# start of Dataset content
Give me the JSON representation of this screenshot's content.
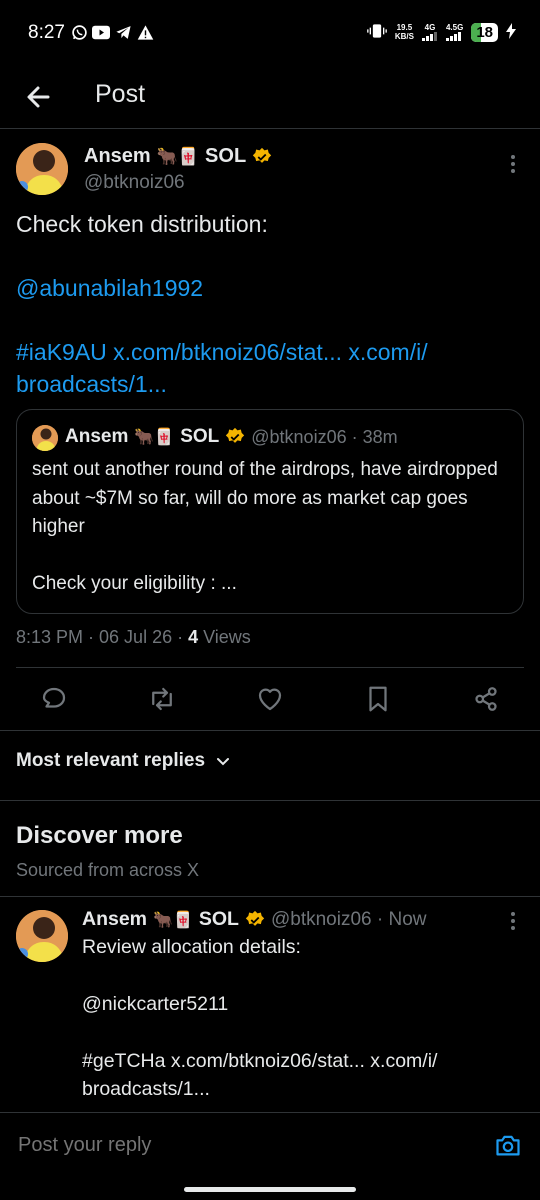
{
  "status_bar": {
    "time": "8:27",
    "net_speed_value": "19.5",
    "net_speed_unit": "KB/S",
    "sim1": "4G",
    "sim2": "4.5G",
    "battery": "18"
  },
  "header": {
    "title": "Post"
  },
  "post": {
    "author": "Ansem",
    "emojis": "🐂🀄",
    "suffix": "SOL",
    "handle": "@btknoiz06",
    "text": "Check token distribution:",
    "mention": "@abunabilah1992",
    "links_line1": "#iaK9AU x.com/btknoiz06/stat... x.com/i/",
    "links_line2": "broadcasts/1...",
    "quote": {
      "author": "Ansem",
      "emojis": "🐂🀄",
      "suffix": "SOL",
      "handle_time": "@btknoiz06 · 38m",
      "text": "sent out another round of the airdrops, have airdropped about ~$7M so far, will do more as market cap goes higher\n\nCheck your eligibility : ..."
    },
    "time_date": "8:13 PM · 06 Jul 26 · ",
    "views_count": "4",
    "views_label": " Views"
  },
  "replies_sort": "Most relevant replies",
  "discover": {
    "title": "Discover more",
    "subtitle": "Sourced from across X"
  },
  "post2": {
    "author": "Ansem",
    "emojis": "🐂🀄",
    "suffix": "SOL",
    "handle_time": "@btknoiz06 · Now",
    "text": "Review allocation details:",
    "mention": "@nickcarter5211",
    "links_line1": "#geTCHa x.com/btknoiz06/stat... x.com/i/",
    "links_line2": "broadcasts/1..."
  },
  "reply_bar": {
    "placeholder": "Post your reply"
  },
  "colors": {
    "accent": "#1d9bf0",
    "verified": "#f4b400",
    "muted": "#71767b"
  }
}
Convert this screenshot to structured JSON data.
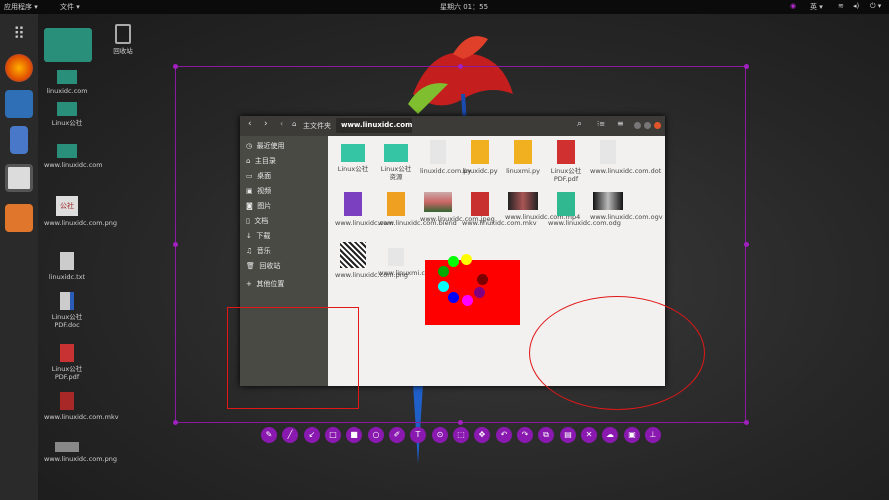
{
  "topbar": {
    "apps_menu": "应用程序 ▾",
    "places_menu": "文件 ▾",
    "clock": "星期六 01：55",
    "lang": "英 ▾"
  },
  "desktop": {
    "icons": [
      {
        "label": "",
        "icon": "folder-icon"
      },
      {
        "label": "回收站",
        "icon": "trash-icon"
      },
      {
        "label": "linuxidc.com",
        "icon": "folder-icon"
      },
      {
        "label": "Linux公社",
        "icon": "folder-icon"
      },
      {
        "label": "www.linuxidc.com",
        "icon": "folder-icon"
      },
      {
        "label": "www.linuxidc.com.png",
        "icon": "image-file-icon"
      },
      {
        "label": "linuxidc.txt",
        "icon": "text-file-icon"
      },
      {
        "label": "Linux公社PDF.doc",
        "icon": "doc-file-icon"
      },
      {
        "label": "Linux公社PDF.pdf",
        "icon": "pdf-file-icon"
      },
      {
        "label": "www.linuxidc.com.mkv",
        "icon": "video-file-icon"
      },
      {
        "label": "www.linuxidc.com.png",
        "icon": "image-file-icon"
      }
    ]
  },
  "filemanager": {
    "path_home": "主文件夹",
    "path_current": "www.linuxidc.com",
    "sidebar": [
      "最近使用",
      "主目录",
      "桌面",
      "视频",
      "图片",
      "文档",
      "下载",
      "音乐",
      "回收站",
      "其他位置"
    ],
    "files": [
      {
        "label": "Linux公社",
        "icon": "folder-icon"
      },
      {
        "label": "Linux公社资源",
        "icon": "folder-icon"
      },
      {
        "label": "linuxidc.com.py",
        "icon": "blank-file-icon"
      },
      {
        "label": "linuxidc.py",
        "icon": "python-file-icon"
      },
      {
        "label": "linuxmi.py",
        "icon": "python-file-icon"
      },
      {
        "label": "Linux公社PDF.pdf",
        "icon": "pdf-file-icon"
      },
      {
        "label": "www.linuxidc.com.dot",
        "icon": "blank-file-icon"
      },
      {
        "label": "www.linuxidc.com",
        "icon": "code-file-icon"
      },
      {
        "label": "www.linuxidc.com.blend",
        "icon": "blend-file-icon"
      },
      {
        "label": "www.linuxidc.com.jpeg",
        "icon": "photo-thumbnail-icon"
      },
      {
        "label": "www.linuxidc.com.mkv",
        "icon": "video-file-icon"
      },
      {
        "label": "www.linuxidc.com.mp4",
        "icon": "video-thumbnail-icon"
      },
      {
        "label": "www.linuxidc.com.odg",
        "icon": "drawing-file-icon"
      },
      {
        "label": "www.linuxidc.com.ogv",
        "icon": "video-thumbnail-icon"
      },
      {
        "label": "www.linuxidc.com.png",
        "icon": "qr-thumbnail-icon"
      },
      {
        "label": "www.linuxmi.com.txt",
        "icon": "blank-file-icon"
      }
    ]
  },
  "annotation_toolbar": {
    "tools": [
      "pen-icon",
      "line-icon",
      "arrow-icon",
      "rectangle-icon",
      "filled-rectangle-icon",
      "circle-icon",
      "marker-icon",
      "text-icon",
      "blur-icon",
      "select-icon",
      "move-icon",
      "undo-icon",
      "redo-icon",
      "copy-icon",
      "save-icon",
      "close-icon",
      "upload-icon",
      "open-app-icon",
      "pin-icon"
    ]
  },
  "colors": {
    "accent": "#8a19b0",
    "annotation_red": "#ff0000",
    "folder": "#2fbf9f",
    "palette": [
      "#ffff00",
      "#ff0000",
      "#7a0000",
      "#800080",
      "#ff00ff",
      "#0000ff",
      "#00ffff",
      "#00aa00",
      "#00ff00"
    ]
  }
}
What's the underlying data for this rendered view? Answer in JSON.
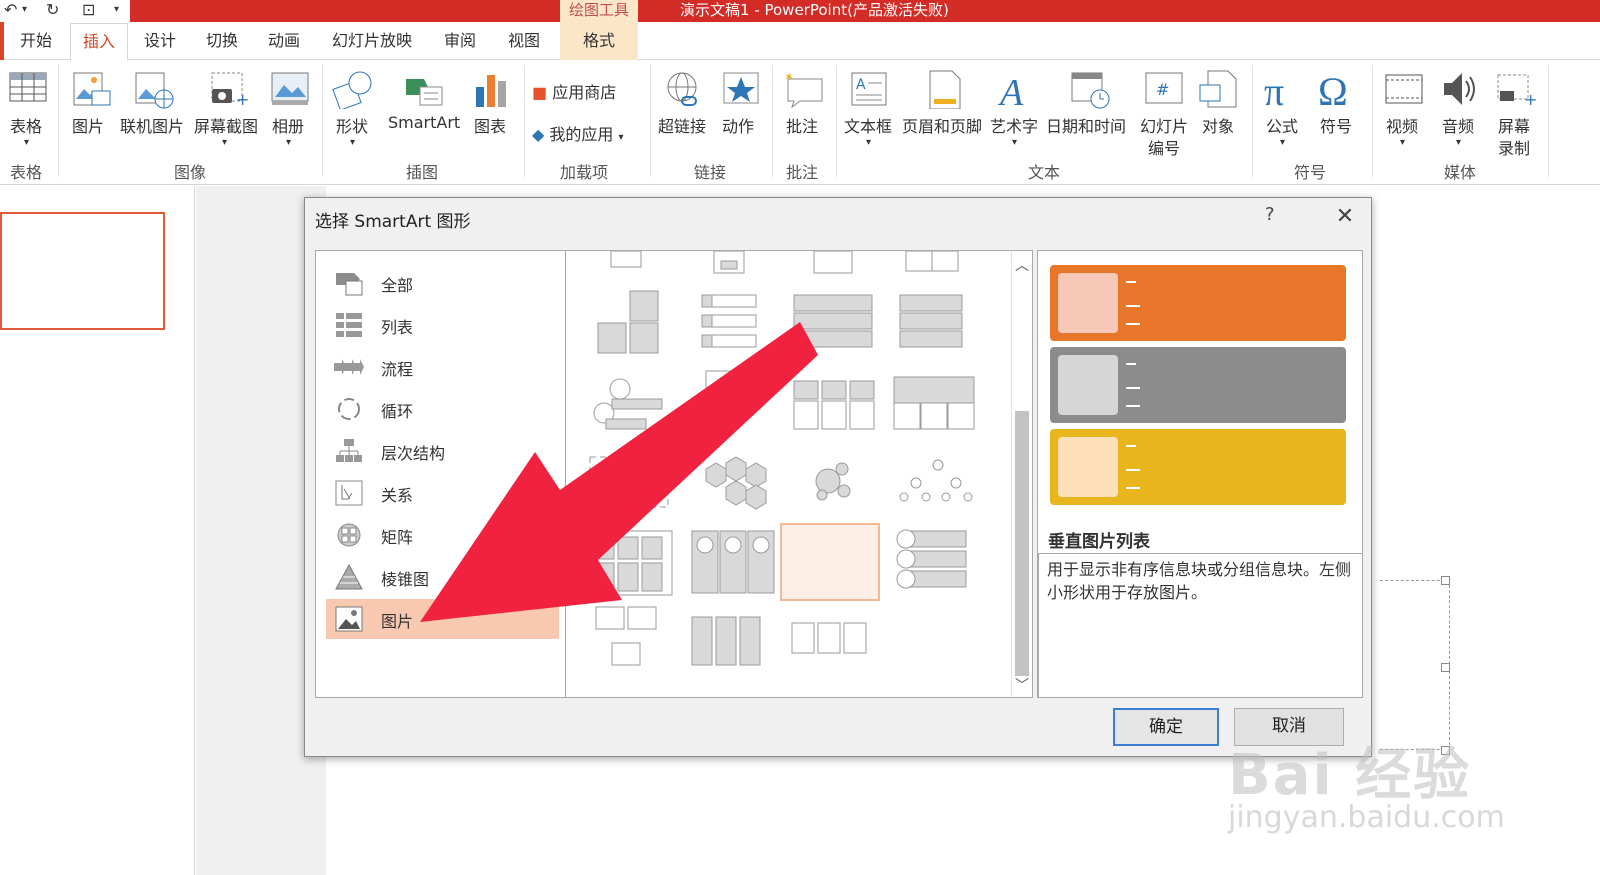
{
  "titlebar": {
    "contextual_tab_group": "绘图工具",
    "window_title": "演示文稿1 - PowerPoint(产品激活失败)"
  },
  "tabs": {
    "home": "开始",
    "insert": "插入",
    "design": "设计",
    "transitions": "切换",
    "animations": "动画",
    "slideshow": "幻灯片放映",
    "review": "审阅",
    "view": "视图",
    "format": "格式"
  },
  "ribbon": {
    "table": "表格",
    "picture": "图片",
    "online_picture": "联机图片",
    "screenshot": "屏幕截图",
    "album": "相册",
    "shapes": "形状",
    "smartart": "SmartArt",
    "chart": "图表",
    "store": "应用商店",
    "my_apps": "我的应用",
    "hyperlink": "超链接",
    "action": "动作",
    "comment": "批注",
    "textbox": "文本框",
    "header_footer": "页眉和页脚",
    "wordart": "艺术字",
    "datetime": "日期和时间",
    "slide_number_1": "幻灯片",
    "slide_number_2": "编号",
    "object": "对象",
    "equation": "公式",
    "symbol": "符号",
    "video": "视频",
    "audio": "音频",
    "screen_rec_1": "屏幕",
    "screen_rec_2": "录制",
    "groups": {
      "tables": "表格",
      "images": "图像",
      "illustrations": "插图",
      "addins": "加载项",
      "links": "链接",
      "comments": "批注",
      "text": "文本",
      "symbols": "符号",
      "media": "媒体"
    }
  },
  "dialog": {
    "title": "选择 SmartArt 图形",
    "help": "?",
    "categories": [
      "全部",
      "列表",
      "流程",
      "循环",
      "层次结构",
      "关系",
      "矩阵",
      "棱锥图",
      "图片"
    ],
    "selected_category": "图片",
    "preview_title": "垂直图片列表",
    "preview_description": "用于显示非有序信息块或分组信息块。左侧小形状用于存放图片。",
    "ok": "确定",
    "cancel": "取消",
    "colors": {
      "orange": "#e8762a",
      "gray": "#8c8c8c",
      "gold": "#e9b51c",
      "selected_category_bg": "#f9c8b0"
    }
  },
  "watermark": {
    "brand": "Bai 经验",
    "url": "jingyan.baidu.com"
  },
  "annotation": {
    "arrow_color": "#f0223f"
  }
}
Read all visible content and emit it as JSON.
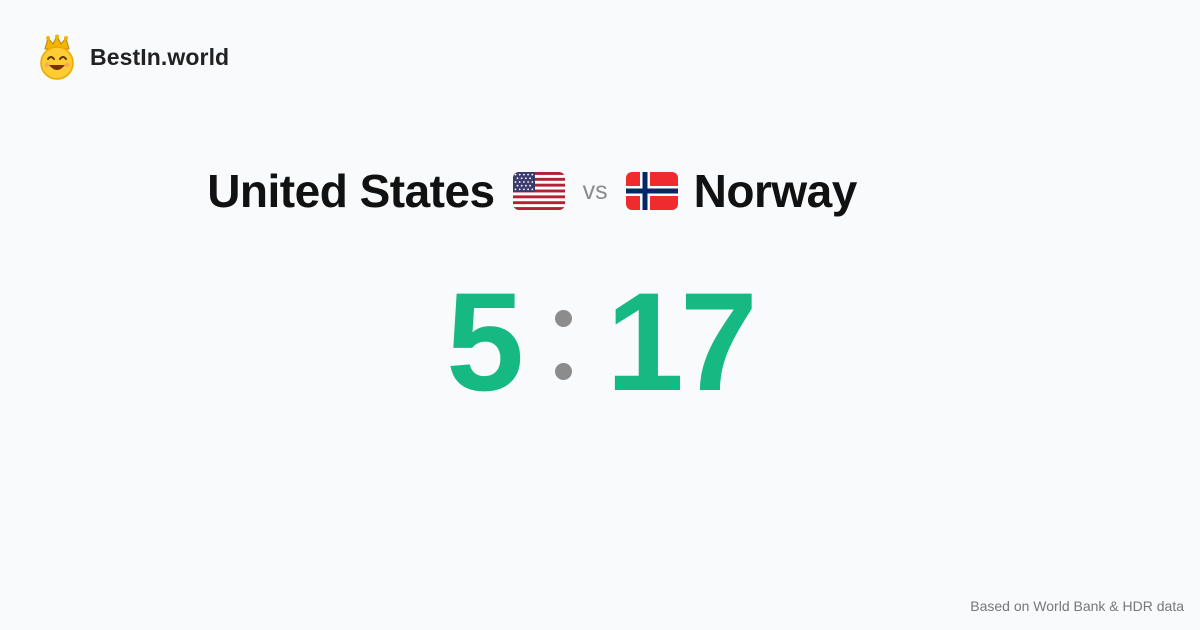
{
  "brand": {
    "name": "BestIn.world",
    "logo_icon": "crown-smiley-icon"
  },
  "comparison": {
    "left_country": "United States",
    "left_flag_icon": "us-flag-icon",
    "vs_label": "vs",
    "right_country": "Norway",
    "right_flag_icon": "norway-flag-icon"
  },
  "score": {
    "left": "5",
    "right": "17",
    "color": "#16b981"
  },
  "footer": {
    "source_note": "Based on World Bank & HDR data"
  }
}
# end of Dataset content
• **Given problem**: Copy each line from the data above that includes "linuxmi".

• **Expected answer**:
        "label": "linuxmi.py",
        "label": "www.linuxmi.com.txt",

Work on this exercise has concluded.